• **What is asked**
Scan the data. Collect each line that contains the word "bestritten".

• **Records for processing**
######

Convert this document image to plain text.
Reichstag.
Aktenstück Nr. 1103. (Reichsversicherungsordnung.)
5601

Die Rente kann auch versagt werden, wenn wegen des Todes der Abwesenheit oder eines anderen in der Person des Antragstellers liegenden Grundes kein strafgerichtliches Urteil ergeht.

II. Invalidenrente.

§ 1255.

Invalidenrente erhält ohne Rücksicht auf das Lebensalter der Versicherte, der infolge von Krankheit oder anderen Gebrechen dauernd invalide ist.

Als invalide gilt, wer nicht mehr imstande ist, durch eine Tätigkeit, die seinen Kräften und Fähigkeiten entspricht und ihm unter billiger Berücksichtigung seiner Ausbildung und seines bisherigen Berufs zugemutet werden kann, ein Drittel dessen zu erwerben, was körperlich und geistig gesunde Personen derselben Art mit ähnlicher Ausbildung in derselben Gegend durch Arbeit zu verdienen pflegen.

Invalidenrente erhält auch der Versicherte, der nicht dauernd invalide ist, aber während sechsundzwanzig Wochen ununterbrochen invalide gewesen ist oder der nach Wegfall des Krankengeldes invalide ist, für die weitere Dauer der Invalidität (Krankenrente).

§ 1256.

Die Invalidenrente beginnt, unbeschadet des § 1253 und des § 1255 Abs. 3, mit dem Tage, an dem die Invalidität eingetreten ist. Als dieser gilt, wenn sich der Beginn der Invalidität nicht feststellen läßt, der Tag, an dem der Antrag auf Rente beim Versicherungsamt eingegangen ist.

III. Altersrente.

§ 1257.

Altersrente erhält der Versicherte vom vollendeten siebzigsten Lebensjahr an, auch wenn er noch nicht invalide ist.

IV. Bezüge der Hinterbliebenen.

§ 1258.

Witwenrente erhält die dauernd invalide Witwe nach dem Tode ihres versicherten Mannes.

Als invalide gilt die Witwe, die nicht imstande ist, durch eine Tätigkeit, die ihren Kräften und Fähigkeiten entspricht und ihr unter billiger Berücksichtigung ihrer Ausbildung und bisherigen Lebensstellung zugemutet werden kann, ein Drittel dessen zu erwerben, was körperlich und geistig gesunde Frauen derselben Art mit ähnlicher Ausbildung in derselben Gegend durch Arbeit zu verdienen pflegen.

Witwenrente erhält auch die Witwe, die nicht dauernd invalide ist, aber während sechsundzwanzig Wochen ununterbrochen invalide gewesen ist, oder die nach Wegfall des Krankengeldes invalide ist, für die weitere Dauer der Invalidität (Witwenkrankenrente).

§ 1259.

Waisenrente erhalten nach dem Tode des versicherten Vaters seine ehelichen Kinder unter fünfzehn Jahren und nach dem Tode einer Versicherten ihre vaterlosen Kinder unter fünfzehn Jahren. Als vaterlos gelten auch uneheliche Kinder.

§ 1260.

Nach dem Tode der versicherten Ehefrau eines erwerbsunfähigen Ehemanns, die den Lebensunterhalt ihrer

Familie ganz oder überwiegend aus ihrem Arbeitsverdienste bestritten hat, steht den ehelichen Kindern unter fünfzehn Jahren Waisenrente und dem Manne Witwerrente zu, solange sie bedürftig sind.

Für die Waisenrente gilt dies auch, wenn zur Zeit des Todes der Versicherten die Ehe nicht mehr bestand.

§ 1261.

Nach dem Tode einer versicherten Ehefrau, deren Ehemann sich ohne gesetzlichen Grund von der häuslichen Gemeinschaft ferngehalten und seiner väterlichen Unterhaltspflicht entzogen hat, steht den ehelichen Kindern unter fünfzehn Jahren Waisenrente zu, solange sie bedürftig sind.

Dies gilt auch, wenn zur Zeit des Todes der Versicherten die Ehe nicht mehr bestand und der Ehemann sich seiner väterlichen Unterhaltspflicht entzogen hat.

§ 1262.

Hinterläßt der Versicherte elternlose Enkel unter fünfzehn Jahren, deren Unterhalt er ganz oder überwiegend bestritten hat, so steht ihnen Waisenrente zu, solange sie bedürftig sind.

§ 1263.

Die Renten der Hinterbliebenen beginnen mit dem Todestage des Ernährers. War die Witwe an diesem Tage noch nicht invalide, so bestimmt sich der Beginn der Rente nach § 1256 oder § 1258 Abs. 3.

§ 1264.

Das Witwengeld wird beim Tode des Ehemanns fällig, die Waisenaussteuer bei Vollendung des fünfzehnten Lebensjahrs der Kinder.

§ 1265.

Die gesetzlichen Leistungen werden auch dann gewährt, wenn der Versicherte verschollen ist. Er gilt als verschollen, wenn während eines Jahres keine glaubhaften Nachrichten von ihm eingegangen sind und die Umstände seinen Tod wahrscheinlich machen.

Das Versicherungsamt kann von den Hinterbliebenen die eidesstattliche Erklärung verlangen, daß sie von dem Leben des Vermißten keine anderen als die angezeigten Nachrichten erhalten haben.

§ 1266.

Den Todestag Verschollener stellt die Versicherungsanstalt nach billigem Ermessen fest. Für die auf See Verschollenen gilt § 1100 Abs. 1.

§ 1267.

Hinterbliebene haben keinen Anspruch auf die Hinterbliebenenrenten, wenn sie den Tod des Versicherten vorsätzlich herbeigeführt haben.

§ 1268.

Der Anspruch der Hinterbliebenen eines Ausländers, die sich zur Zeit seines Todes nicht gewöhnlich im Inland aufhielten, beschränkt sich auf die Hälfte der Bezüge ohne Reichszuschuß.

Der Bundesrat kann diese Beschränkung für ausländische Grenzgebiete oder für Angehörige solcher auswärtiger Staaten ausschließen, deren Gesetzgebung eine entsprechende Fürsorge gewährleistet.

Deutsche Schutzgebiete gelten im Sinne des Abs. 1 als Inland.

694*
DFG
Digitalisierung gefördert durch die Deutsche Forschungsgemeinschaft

######

• **Written response**
Familie ganz oder überwiegend aus ihrem Arbeitsverdienste bestritten hat, steht den ehelichen Kindern unter fünfzehn Jahren Waisenrente und dem Manne Witwerrente zu, solange sie bedürftig sind.
Hinterläßt der Versicherte elternlose Enkel unter fünfzehn Jahren, deren Unterhalt er ganz oder überwiegend bestritten hat, so steht ihnen Waisenrente zu, solange sie bedürftig sind.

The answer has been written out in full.